■ Direction:
Carry on the article below about Ken Jennings losing to IBM's Watson on Jeopardy, picking up right after its final sentence.

SMITHFIELD – Jeopardy host Ken Jennings is a self-proclaimed expert in what it’s like to lose a job to artificial intelligence.
The takeover happened in 2011, years after Jennings had won 74 consecutive Jeopardy games to clinch the all-time record, when he was brought back to the show to play against IBM’s Watson computer.
“I said yes, immediately, for three reasons,” Jennings told an audience at Bryant University on Wednesday. “First of all, you don’t get many chances to play Jeopardy. Second of all, this seemed like the future to me. The third reason I wanted to go back on Jeopardy was I was 100% sure I was going to win.”
Spoiler alert: Watson steamrolled Jennings and the other human contestant, Brad Rutter, winning by over $50,000.
“It was disconcerting and a little depressing to see my life’s work – whatever I thought my valuable skill was – to be appropriated by a computer,” Jennings said, remembering the final round of that famous game.
Jennings said his confidence in his ability to beat Watson came from his certainty that computers would get tripped up trying to query for the answer to the riddle-like, dual-meaning, punny clues often appearing on Jeopardy.
But Watson was the product of years of IBM’s research on natural language processing, much of which was in pursuit of the very specific goal of winning a Jeopardy game. Jennings recalled being sent a technical article explaining how Watson worked before going up against it on the show. The article included a graph showing the amount of questions answered versus the percent answered correctly, with Watson’s iterations plotted as trend lines and human Jeopardy winners plotted as points.
The plot of human winners created a “winner cloud” that showed they were answering about half of the questions and getting them right about 90% of the time. With each iteration, Watson’s trend line inched higher toward the winner cloud on the graph.
“This is what it looks like when the future comes for you,” Jennings said, showing a slide of the graph. “It’s just a line on a chart, gradually but inexorably moving closer to human performance.”

■ Listed records:
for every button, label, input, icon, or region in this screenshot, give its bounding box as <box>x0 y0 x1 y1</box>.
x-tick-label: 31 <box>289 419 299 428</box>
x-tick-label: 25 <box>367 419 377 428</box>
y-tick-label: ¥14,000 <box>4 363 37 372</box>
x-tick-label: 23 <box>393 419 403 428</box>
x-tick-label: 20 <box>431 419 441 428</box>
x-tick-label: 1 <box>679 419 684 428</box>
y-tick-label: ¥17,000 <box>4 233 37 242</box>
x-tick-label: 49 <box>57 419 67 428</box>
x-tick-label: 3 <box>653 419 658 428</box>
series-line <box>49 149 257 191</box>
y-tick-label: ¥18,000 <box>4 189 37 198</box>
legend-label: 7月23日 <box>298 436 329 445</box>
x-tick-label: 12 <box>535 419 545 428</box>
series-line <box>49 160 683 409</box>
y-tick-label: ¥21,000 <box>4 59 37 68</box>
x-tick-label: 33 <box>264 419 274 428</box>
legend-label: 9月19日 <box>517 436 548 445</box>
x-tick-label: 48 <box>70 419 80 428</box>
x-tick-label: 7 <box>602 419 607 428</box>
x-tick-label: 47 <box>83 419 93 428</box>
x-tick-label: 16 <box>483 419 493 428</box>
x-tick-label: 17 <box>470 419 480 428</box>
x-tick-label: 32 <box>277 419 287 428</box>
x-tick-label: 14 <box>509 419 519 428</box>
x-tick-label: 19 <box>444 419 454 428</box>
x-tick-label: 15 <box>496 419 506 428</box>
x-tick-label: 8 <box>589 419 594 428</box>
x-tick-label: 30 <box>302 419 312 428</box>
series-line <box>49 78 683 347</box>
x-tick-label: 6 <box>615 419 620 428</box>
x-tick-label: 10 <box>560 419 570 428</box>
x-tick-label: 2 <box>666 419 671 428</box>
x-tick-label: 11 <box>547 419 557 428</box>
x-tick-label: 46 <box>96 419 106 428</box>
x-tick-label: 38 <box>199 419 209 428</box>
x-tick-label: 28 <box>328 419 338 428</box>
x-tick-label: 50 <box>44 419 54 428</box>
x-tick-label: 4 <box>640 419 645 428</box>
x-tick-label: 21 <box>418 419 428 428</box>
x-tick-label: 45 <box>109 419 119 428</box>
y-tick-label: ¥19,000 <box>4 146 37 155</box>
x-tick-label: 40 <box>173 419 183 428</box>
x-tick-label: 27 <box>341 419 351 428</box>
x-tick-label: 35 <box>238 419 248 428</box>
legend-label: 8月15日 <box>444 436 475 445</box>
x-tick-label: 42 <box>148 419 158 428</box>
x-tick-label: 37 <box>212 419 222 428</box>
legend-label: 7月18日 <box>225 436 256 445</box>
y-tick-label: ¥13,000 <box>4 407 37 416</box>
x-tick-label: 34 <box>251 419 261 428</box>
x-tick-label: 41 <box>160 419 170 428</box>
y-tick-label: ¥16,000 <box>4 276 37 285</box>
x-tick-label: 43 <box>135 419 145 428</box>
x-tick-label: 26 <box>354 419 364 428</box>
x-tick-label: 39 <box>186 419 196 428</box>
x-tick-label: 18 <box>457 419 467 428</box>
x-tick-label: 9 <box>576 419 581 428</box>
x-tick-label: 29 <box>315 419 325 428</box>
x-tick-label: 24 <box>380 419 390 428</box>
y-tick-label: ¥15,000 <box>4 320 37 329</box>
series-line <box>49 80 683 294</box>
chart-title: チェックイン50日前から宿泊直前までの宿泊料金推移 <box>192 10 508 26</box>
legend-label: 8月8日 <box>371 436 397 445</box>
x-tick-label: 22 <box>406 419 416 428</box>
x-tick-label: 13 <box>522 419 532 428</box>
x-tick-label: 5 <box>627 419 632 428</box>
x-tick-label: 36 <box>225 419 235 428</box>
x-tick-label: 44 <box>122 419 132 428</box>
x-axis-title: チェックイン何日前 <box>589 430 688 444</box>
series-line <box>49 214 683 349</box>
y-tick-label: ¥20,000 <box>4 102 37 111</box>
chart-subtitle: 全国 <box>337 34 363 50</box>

■ The result:
As Jennings explained, Watson never quite closed the gap in question accuracy (getting answers right) between itself and human performance. But the advantage it had turned out to be on the buzzer.
“The Jeopardy buzzer is a very tricky part of the show,” Jennings said. “You can’t press the button as soon as you know the question.”
The buzzer activates when the host finishes reading the clue – signified by lights visible only to the contestants. Buzz too early and a contestant gets locked out for a brief moment when the buzzers activate. Jeopardy’s producers insisted that Watson buzz in like other contestants. To do so, engineers built Watson a “thumb” by adding a plunger to a coil that received a signal when the lights turned on, generating an electric current that pushed the plunger down.
“It turned out to be very precise on the buzzer,” Jennings said. “Human reflexes turned out to be no match for an electric field that says turn on the buzzer now.”
Watson’s final score at the end of three rounds ended up being $77,147. Jennings, with extra time to write in his Final Jeopardy answer, added in parentheses “I for one welcome our new computer overlords” under his correct answer. The whole game, he recalled, felt like “an away game for humanity,” because it was played on a mini Jeopardy set constructed at an IBM research facility, where the audience was almost entirely IBM employees, board members and shareholders.
But what was most interesting about the Watson game, Jennings said, “beyond its domination,” was how Watson made mistakes.
“Its mistakes were almost more revealing than its successes,” he said. “When artificial intelligences screw up, they’re not going to screw up in predictable ways.”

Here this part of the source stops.